Records supplied:
-=-=-=-=-

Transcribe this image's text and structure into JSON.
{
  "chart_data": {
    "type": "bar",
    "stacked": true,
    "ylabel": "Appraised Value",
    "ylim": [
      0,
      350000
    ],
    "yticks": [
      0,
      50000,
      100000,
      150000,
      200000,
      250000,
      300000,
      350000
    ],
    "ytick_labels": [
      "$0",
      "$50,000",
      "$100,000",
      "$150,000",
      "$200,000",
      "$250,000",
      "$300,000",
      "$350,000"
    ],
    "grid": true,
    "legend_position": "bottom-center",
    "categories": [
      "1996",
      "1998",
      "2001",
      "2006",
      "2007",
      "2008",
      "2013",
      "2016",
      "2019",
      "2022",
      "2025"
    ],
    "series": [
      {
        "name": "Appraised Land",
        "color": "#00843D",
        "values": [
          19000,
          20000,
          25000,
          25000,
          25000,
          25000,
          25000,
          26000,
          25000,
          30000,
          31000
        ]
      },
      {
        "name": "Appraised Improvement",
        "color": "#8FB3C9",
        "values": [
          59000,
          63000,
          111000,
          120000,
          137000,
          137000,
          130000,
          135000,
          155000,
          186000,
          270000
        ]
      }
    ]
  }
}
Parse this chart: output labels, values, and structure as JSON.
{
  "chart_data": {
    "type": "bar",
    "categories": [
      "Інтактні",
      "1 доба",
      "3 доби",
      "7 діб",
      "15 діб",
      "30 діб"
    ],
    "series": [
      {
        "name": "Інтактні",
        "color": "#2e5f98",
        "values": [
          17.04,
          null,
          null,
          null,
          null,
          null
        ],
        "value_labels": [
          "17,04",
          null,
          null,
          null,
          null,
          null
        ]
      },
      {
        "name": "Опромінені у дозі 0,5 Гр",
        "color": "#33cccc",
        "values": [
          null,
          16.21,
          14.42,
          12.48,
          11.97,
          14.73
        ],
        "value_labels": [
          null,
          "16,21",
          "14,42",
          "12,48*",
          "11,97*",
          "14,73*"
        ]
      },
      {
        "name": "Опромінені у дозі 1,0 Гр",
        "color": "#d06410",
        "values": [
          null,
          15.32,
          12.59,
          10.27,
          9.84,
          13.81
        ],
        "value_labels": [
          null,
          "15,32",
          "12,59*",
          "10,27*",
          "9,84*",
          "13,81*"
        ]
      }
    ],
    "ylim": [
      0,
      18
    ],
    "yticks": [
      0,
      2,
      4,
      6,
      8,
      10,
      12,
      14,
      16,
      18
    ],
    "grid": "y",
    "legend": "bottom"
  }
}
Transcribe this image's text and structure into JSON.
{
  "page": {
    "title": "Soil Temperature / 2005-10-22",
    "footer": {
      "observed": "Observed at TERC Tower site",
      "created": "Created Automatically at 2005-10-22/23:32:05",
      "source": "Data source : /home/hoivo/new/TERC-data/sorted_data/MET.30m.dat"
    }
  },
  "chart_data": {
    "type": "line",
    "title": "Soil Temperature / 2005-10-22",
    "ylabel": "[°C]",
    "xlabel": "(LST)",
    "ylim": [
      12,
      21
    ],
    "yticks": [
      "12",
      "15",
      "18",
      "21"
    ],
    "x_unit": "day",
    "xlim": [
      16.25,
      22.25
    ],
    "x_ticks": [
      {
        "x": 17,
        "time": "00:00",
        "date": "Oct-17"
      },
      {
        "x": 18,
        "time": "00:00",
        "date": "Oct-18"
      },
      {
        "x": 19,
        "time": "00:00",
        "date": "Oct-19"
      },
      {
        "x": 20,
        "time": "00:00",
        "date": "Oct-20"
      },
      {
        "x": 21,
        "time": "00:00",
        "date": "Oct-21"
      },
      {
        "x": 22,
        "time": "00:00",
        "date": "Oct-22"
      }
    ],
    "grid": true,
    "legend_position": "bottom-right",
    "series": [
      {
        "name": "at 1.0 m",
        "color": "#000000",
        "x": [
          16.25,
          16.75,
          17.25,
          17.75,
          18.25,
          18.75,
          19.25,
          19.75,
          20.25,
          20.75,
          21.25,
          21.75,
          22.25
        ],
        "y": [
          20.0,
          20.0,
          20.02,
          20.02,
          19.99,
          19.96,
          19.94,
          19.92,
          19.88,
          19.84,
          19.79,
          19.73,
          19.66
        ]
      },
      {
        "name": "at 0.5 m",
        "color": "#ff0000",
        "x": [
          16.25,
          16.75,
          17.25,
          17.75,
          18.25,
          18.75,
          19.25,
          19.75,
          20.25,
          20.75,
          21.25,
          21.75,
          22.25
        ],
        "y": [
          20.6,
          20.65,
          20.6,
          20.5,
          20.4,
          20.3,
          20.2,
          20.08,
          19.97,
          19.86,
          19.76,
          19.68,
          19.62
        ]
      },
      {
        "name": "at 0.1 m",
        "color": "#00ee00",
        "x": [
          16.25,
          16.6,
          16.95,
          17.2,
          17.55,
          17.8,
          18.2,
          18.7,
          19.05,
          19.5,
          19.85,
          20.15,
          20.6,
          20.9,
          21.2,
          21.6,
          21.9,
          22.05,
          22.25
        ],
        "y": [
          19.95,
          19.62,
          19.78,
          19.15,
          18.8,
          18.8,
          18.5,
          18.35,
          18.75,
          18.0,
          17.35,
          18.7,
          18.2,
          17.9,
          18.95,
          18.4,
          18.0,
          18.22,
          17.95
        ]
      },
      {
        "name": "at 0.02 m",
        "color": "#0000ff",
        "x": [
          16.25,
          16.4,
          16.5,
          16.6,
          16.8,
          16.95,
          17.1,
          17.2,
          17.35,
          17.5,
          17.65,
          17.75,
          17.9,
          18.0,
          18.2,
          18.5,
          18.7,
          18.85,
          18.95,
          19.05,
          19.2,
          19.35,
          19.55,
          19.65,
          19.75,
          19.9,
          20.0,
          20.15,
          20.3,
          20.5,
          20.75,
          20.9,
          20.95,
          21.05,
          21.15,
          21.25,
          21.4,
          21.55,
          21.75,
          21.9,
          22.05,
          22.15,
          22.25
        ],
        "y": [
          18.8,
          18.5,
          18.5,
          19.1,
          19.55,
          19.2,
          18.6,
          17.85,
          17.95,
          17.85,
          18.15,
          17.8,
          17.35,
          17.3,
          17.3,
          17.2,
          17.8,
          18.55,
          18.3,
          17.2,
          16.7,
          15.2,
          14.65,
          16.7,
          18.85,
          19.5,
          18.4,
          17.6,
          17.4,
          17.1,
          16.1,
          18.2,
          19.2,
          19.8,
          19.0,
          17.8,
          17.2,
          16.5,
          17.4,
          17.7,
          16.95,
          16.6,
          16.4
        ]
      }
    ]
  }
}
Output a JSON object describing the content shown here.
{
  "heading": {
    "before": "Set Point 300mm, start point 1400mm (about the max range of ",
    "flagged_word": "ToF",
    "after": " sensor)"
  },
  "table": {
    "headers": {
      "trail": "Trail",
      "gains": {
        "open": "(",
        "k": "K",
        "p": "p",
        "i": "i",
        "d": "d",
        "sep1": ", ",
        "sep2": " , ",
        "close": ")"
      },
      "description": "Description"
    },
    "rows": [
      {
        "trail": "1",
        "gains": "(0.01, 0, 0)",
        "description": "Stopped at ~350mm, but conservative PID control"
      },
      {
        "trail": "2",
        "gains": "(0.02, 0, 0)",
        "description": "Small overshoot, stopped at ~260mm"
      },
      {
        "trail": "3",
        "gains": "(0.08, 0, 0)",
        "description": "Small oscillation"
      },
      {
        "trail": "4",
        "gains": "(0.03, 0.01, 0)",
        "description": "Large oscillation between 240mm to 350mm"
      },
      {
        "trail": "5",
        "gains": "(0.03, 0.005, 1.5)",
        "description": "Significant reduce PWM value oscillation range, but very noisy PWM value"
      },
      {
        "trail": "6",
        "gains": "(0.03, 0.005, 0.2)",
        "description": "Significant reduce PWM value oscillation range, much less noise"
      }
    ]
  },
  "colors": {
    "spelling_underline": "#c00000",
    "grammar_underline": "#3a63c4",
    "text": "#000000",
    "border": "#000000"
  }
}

-=-=-=-=-

Task to complete: Search the data for the string "TERC" and copy each line where it appears.

Reply to the task:
      "observed": "Observed at TERC Tower site",
      "source": "Data source : /home/hoivo/new/TERC-data/sorted_data/MET.30m.dat"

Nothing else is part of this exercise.